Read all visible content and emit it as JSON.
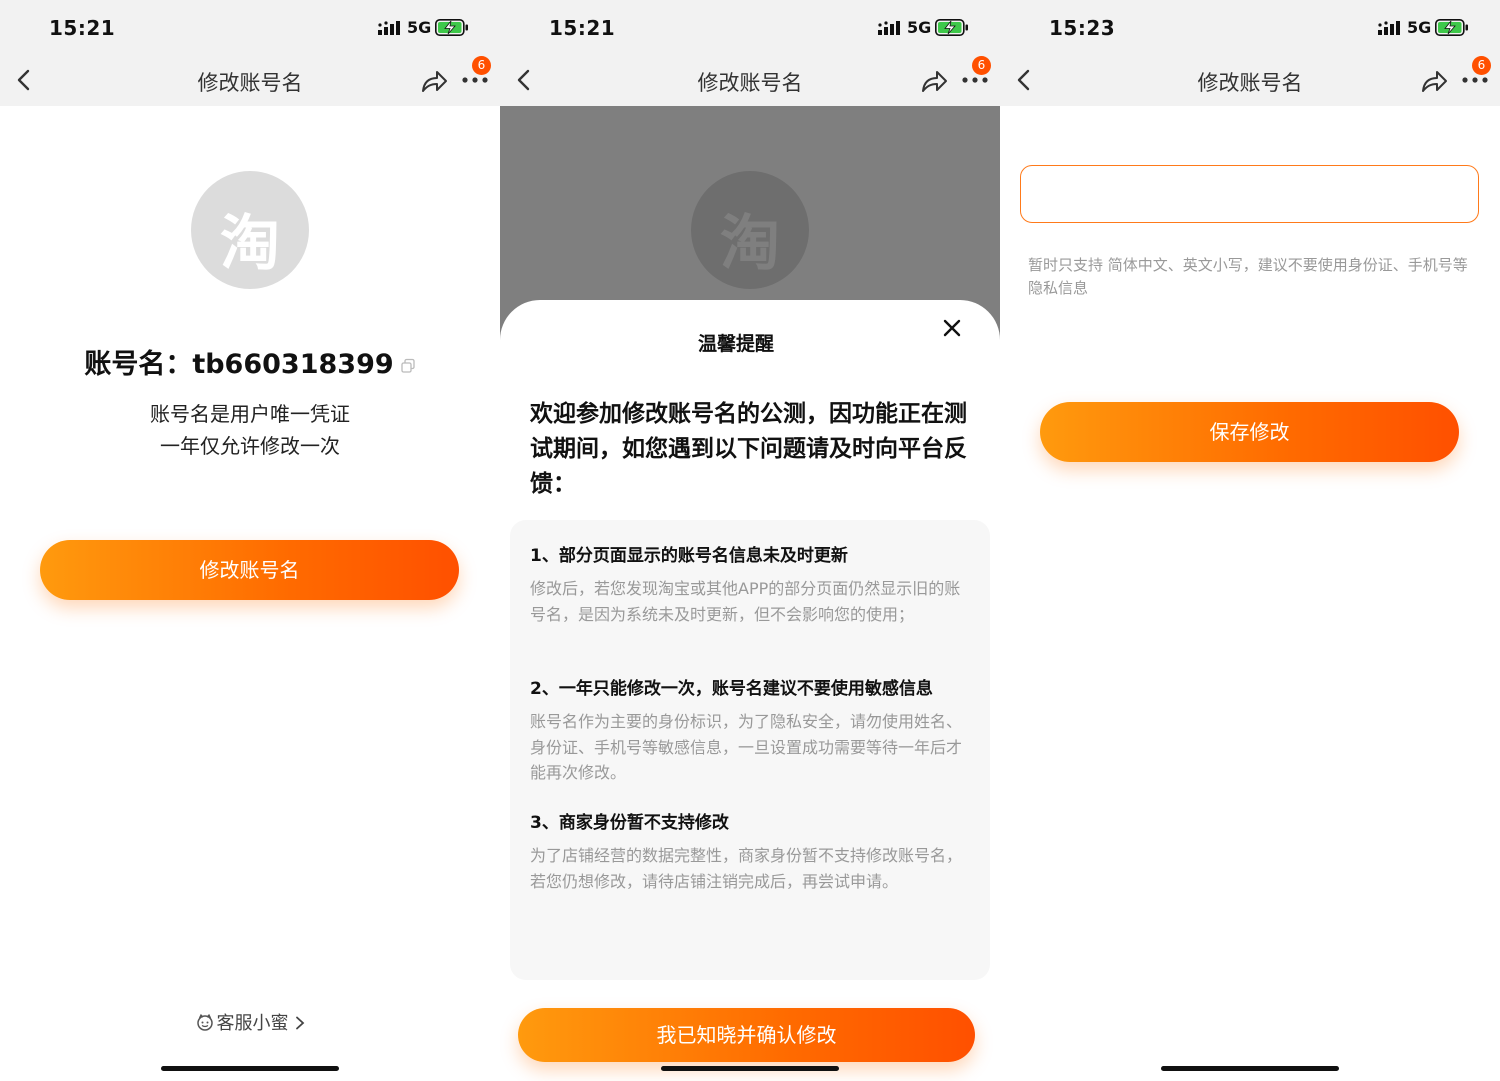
{
  "screens": [
    {
      "status": {
        "time": "15:21",
        "network": "5G"
      },
      "nav": {
        "title": "修改账号名",
        "badge": "6"
      },
      "account": {
        "label": "账号名：",
        "value": "tb660318399"
      },
      "logo_char": "淘",
      "desc_lines": [
        "账号名是用户唯一凭证",
        "一年仅允许修改一次"
      ],
      "button_label": "修改账号名",
      "service_label": "客服小蜜"
    },
    {
      "status": {
        "time": "15:21",
        "network": "5G"
      },
      "nav": {
        "title": "修改账号名",
        "badge": "6"
      },
      "logo_char": "淘",
      "sheet": {
        "title": "温馨提醒",
        "intro": "欢迎参加修改账号名的公测，因功能正在测试期间，如您遇到以下问题请及时向平台反馈：",
        "items": [
          {
            "heading": "1、部分页面显示的账号名信息未及时更新",
            "body": "修改后，若您发现淘宝或其他APP的部分页面仍然显示旧的账号名，是因为系统未及时更新，但不会影响您的使用；"
          },
          {
            "heading": "2、一年只能修改一次，账号名建议不要使用敏感信息",
            "body": "账号名作为主要的身份标识，为了隐私安全，请勿使用姓名、身份证、手机号等敏感信息，一旦设置成功需要等待一年后才能再次修改。"
          },
          {
            "heading": "3、商家身份暂不支持修改",
            "body": "为了店铺经营的数据完整性，商家身份暂不支持修改账号名，若您仍想修改，请待店铺注销完成后，再尝试申请。"
          }
        ],
        "confirm_label": "我已知晓并确认修改"
      }
    },
    {
      "status": {
        "time": "15:23",
        "network": "5G"
      },
      "nav": {
        "title": "修改账号名",
        "badge": "6"
      },
      "input_value": "",
      "hint": "暂时只支持 简体中文、英文小写，建议不要使用身份证、手机号等隐私信息",
      "save_label": "保存修改"
    }
  ],
  "colors": {
    "accent": "#ff5000",
    "accent_start": "#ff9a0e",
    "nav_bg": "#f2f2f2",
    "muted_text": "#999999"
  }
}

GIVEN EXERCISE »
Copy out the records above in full, exactly as written, but not the pictures.

EXERCISE SOLUTION »
Read all visible content and emit it as JSON.
{
  "screens": [
    {
      "status": {
        "time": "15:21",
        "network": "5G"
      },
      "nav": {
        "title": "修改账号名",
        "badge": "6"
      },
      "account": {
        "label": "账号名：",
        "value": "tb660318399"
      },
      "logo_char": "淘",
      "desc_lines": [
        "账号名是用户唯一凭证",
        "一年仅允许修改一次"
      ],
      "button_label": "修改账号名",
      "service_label": "客服小蜜"
    },
    {
      "status": {
        "time": "15:21",
        "network": "5G"
      },
      "nav": {
        "title": "修改账号名",
        "badge": "6"
      },
      "logo_char": "淘",
      "sheet": {
        "title": "温馨提醒",
        "intro": "欢迎参加修改账号名的公测，因功能正在测试期间，如您遇到以下问题请及时向平台反馈：",
        "items": [
          {
            "heading": "1、部分页面显示的账号名信息未及时更新",
            "body": "修改后，若您发现淘宝或其他APP的部分页面仍然显示旧的账号名，是因为系统未及时更新，但不会影响您的使用；"
          },
          {
            "heading": "2、一年只能修改一次，账号名建议不要使用敏感信息",
            "body": "账号名作为主要的身份标识，为了隐私安全，请勿使用姓名、身份证、手机号等敏感信息，一旦设置成功需要等待一年后才能再次修改。"
          },
          {
            "heading": "3、商家身份暂不支持修改",
            "body": "为了店铺经营的数据完整性，商家身份暂不支持修改账号名，若您仍想修改，请待店铺注销完成后，再尝试申请。"
          }
        ],
        "confirm_label": "我已知晓并确认修改"
      }
    },
    {
      "status": {
        "time": "15:23",
        "network": "5G"
      },
      "nav": {
        "title": "修改账号名",
        "badge": "6"
      },
      "input_value": "",
      "hint": "暂时只支持 简体中文、英文小写，建议不要使用身份证、手机号等隐私信息",
      "save_label": "保存修改"
    }
  ],
  "colors": {
    "accent": "#ff5000",
    "accent_start": "#ff9a0e",
    "nav_bg": "#f2f2f2",
    "muted_text": "#999999"
  }
}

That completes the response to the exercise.